'''

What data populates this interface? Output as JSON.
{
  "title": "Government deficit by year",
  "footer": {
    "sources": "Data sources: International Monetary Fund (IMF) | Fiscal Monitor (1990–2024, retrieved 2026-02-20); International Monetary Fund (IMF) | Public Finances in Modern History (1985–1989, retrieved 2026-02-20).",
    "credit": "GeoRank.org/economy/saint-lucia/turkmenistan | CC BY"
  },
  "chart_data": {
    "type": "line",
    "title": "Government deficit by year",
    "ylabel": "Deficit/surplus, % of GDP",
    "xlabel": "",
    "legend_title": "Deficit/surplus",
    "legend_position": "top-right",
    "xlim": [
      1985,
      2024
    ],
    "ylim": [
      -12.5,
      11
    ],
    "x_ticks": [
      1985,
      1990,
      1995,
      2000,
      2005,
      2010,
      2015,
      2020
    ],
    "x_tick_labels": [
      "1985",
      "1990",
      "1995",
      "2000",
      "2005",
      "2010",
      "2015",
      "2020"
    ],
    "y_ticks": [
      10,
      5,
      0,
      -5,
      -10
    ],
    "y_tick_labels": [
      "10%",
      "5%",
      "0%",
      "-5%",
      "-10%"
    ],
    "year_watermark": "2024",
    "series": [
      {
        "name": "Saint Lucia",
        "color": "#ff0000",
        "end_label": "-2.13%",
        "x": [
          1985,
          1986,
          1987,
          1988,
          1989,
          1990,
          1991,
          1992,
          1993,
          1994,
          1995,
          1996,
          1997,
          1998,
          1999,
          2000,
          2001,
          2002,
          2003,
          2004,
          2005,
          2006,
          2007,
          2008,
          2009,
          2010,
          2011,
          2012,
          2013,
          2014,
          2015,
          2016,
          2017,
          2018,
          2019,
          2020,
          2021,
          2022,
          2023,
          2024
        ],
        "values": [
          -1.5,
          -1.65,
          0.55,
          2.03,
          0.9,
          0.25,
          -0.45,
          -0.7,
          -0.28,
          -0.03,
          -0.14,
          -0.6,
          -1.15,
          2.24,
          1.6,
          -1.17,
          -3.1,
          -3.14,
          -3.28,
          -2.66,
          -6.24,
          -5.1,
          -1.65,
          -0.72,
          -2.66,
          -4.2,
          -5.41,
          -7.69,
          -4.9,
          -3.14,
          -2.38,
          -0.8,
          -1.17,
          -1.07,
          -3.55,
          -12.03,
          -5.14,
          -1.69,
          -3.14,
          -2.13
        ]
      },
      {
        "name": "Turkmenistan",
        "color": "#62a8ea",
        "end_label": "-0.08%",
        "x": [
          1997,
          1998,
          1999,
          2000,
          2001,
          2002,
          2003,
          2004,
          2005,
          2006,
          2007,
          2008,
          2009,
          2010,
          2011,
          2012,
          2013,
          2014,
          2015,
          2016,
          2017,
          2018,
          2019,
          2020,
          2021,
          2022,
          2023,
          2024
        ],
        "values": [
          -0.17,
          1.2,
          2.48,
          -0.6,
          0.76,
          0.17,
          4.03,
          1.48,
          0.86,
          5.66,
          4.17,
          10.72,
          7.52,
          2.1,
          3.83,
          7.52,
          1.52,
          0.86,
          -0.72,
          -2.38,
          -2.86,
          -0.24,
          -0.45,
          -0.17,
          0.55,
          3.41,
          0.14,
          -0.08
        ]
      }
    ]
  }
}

'''

▶ [What this task involves]: Reproduce every entry shown above, precisely as it stands.

▶ [The completed task]:
What data populates this interface? Output as JSON.
{
  "title": "Government deficit by year",
  "footer": {
    "sources": "Data sources: International Monetary Fund (IMF) | Fiscal Monitor (1990–2024, retrieved 2026-02-20); International Monetary Fund (IMF) | Public Finances in Modern History (1985–1989, retrieved 2026-02-20).",
    "credit": "GeoRank.org/economy/saint-lucia/turkmenistan | CC BY"
  },
  "chart_data": {
    "type": "line",
    "title": "Government deficit by year",
    "ylabel": "Deficit/surplus, % of GDP",
    "xlabel": "",
    "legend_title": "Deficit/surplus",
    "legend_position": "top-right",
    "xlim": [
      1985,
      2024
    ],
    "ylim": [
      -12.5,
      11
    ],
    "x_ticks": [
      1985,
      1990,
      1995,
      2000,
      2005,
      2010,
      2015,
      2020
    ],
    "x_tick_labels": [
      "1985",
      "1990",
      "1995",
      "2000",
      "2005",
      "2010",
      "2015",
      "2020"
    ],
    "y_ticks": [
      10,
      5,
      0,
      -5,
      -10
    ],
    "y_tick_labels": [
      "10%",
      "5%",
      "0%",
      "-5%",
      "-10%"
    ],
    "year_watermark": "2024",
    "series": [
      {
        "name": "Saint Lucia",
        "color": "#ff0000",
        "end_label": "-2.13%",
        "x": [
          1985,
          1986,
          1987,
          1988,
          1989,
          1990,
          1991,
          1992,
          1993,
          1994,
          1995,
          1996,
          1997,
          1998,
          1999,
          2000,
          2001,
          2002,
          2003,
          2004,
          2005,
          2006,
          2007,
          2008,
          2009,
          2010,
          2011,
          2012,
          2013,
          2014,
          2015,
          2016,
          2017,
          2018,
          2019,
          2020,
          2021,
          2022,
          2023,
          2024
        ],
        "values": [
          -1.5,
          -1.65,
          0.55,
          2.03,
          0.9,
          0.25,
          -0.45,
          -0.7,
          -0.28,
          -0.03,
          -0.14,
          -0.6,
          -1.15,
          2.24,
          1.6,
          -1.17,
          -3.1,
          -3.14,
          -3.28,
          -2.66,
          -6.24,
          -5.1,
          -1.65,
          -0.72,
          -2.66,
          -4.2,
          -5.41,
          -7.69,
          -4.9,
          -3.14,
          -2.38,
          -0.8,
          -1.17,
          -1.07,
          -3.55,
          -12.03,
          -5.14,
          -1.69,
          -3.14,
          -2.13
        ]
      },
      {
        "name": "Turkmenistan",
        "color": "#62a8ea",
        "end_label": "-0.08%",
        "x": [
          1997,
          1998,
          1999,
          2000,
          2001,
          2002,
          2003,
          2004,
          2005,
          2006,
          2007,
          2008,
          2009,
          2010,
          2011,
          2012,
          2013,
          2014,
          2015,
          2016,
          2017,
          2018,
          2019,
          2020,
          2021,
          2022,
          2023,
          2024
        ],
        "values": [
          -0.17,
          1.2,
          2.48,
          -0.6,
          0.76,
          0.17,
          4.03,
          1.48,
          0.86,
          5.66,
          4.17,
          10.72,
          7.52,
          2.1,
          3.83,
          7.52,
          1.52,
          0.86,
          -0.72,
          -2.38,
          -2.86,
          -0.24,
          -0.45,
          -0.17,
          0.55,
          3.41,
          0.14,
          -0.08
        ]
      }
    ]
  }
}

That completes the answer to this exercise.